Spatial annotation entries
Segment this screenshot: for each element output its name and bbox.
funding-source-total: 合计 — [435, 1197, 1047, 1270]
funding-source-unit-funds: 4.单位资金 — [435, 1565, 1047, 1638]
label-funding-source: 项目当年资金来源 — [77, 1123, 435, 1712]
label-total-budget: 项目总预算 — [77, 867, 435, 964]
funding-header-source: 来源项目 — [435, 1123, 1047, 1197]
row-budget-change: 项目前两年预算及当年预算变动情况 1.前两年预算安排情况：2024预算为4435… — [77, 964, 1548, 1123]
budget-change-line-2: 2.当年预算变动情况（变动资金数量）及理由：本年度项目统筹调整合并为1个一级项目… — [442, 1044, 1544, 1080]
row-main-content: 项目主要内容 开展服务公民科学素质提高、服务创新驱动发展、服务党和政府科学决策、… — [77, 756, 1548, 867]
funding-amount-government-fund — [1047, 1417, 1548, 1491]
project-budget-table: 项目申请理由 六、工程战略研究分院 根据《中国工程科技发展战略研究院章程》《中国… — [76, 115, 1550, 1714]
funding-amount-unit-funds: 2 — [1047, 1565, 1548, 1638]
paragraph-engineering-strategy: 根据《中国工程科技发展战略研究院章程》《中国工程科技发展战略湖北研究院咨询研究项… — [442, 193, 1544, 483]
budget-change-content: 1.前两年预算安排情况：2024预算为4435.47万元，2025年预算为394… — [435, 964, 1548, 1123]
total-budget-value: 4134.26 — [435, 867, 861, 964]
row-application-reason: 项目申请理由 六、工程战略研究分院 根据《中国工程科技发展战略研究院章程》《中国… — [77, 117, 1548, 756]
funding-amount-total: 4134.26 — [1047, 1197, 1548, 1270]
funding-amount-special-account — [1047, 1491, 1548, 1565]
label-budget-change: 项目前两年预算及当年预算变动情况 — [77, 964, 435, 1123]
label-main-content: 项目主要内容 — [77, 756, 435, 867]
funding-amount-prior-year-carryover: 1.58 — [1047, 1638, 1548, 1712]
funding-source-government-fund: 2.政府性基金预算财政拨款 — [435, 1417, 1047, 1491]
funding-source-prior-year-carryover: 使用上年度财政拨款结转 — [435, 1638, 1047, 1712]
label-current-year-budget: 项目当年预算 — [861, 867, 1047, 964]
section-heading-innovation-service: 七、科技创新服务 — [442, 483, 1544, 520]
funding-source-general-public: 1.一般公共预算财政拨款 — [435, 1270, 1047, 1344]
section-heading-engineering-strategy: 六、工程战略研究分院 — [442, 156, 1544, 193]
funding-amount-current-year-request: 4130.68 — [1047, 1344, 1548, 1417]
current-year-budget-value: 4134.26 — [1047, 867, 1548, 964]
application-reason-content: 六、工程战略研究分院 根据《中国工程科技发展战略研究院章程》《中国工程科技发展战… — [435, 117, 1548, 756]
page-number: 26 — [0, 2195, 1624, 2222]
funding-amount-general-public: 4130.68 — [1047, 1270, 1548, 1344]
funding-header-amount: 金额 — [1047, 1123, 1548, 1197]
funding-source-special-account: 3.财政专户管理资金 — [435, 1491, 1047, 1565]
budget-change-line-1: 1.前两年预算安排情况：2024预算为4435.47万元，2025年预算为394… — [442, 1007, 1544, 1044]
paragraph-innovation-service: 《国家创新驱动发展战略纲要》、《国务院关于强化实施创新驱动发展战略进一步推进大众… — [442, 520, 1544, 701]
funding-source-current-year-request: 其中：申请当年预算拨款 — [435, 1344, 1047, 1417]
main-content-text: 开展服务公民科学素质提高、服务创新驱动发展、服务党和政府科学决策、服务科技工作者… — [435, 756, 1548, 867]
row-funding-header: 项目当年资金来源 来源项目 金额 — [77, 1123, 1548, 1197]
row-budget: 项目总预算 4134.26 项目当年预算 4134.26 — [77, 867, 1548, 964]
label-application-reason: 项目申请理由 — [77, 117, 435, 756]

- Problem requirements
Return every line of the entries verbatim, from the very first line down through the one containing "label-funding-source: 项目当年资金来源 —", with both ends included.

- Solution to the exercise
Segment this screenshot: for each element output its name and bbox.
funding-source-total: 合计 — [435, 1197, 1047, 1270]
funding-source-unit-funds: 4.单位资金 — [435, 1565, 1047, 1638]
label-funding-source: 项目当年资金来源 — [77, 1123, 435, 1712]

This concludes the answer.